**MATERIAL FOR THIS EXERCISE**.
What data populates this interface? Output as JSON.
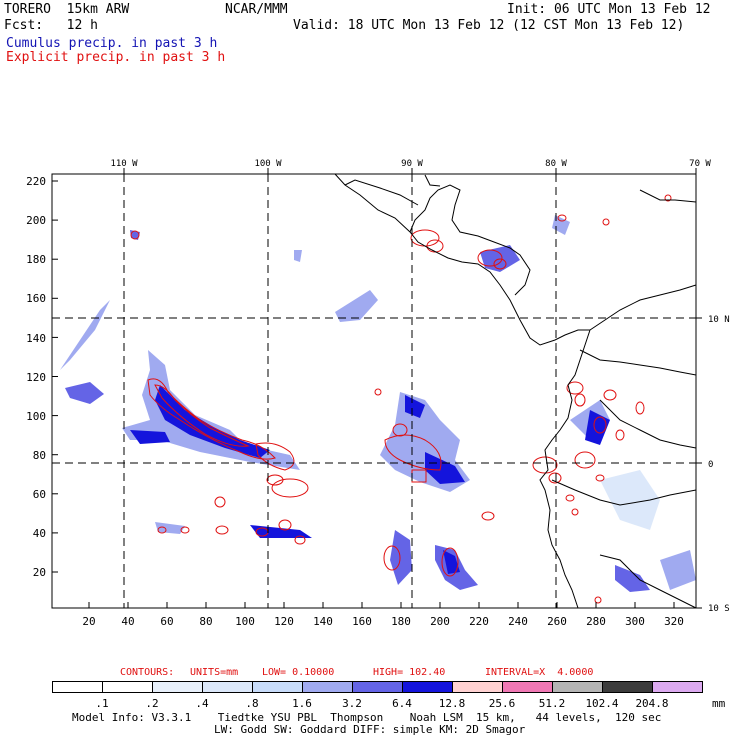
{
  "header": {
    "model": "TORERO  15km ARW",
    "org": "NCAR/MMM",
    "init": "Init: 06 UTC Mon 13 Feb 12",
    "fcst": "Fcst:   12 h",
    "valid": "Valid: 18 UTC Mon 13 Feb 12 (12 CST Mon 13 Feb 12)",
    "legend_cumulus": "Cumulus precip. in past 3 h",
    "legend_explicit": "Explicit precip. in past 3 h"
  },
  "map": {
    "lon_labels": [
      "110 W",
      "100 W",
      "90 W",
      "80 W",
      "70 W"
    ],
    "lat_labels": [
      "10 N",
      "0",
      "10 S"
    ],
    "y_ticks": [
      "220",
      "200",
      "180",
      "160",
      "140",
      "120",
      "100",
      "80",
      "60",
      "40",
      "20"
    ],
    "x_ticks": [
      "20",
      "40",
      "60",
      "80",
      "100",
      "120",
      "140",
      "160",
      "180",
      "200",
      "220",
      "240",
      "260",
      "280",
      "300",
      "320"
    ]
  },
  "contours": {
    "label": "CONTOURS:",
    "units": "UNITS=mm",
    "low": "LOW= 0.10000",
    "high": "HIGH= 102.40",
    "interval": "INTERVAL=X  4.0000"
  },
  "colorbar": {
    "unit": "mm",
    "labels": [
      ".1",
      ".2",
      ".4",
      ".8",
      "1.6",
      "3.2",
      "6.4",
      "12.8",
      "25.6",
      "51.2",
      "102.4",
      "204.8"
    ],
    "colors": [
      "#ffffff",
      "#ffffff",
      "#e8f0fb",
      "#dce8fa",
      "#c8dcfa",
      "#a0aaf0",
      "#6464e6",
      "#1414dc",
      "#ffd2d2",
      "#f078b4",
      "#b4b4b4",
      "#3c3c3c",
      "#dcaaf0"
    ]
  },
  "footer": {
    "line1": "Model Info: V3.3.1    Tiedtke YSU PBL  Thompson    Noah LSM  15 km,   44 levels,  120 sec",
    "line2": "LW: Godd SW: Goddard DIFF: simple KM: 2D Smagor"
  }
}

**TASK STATEMENT**. In the records above, locate the lines holding the word "past". Copy each of them.

**RESPONSE TO THE EXERCISE**.
    "legend_cumulus": "Cumulus precip. in past 3 h",
    "legend_explicit": "Explicit precip. in past 3 h"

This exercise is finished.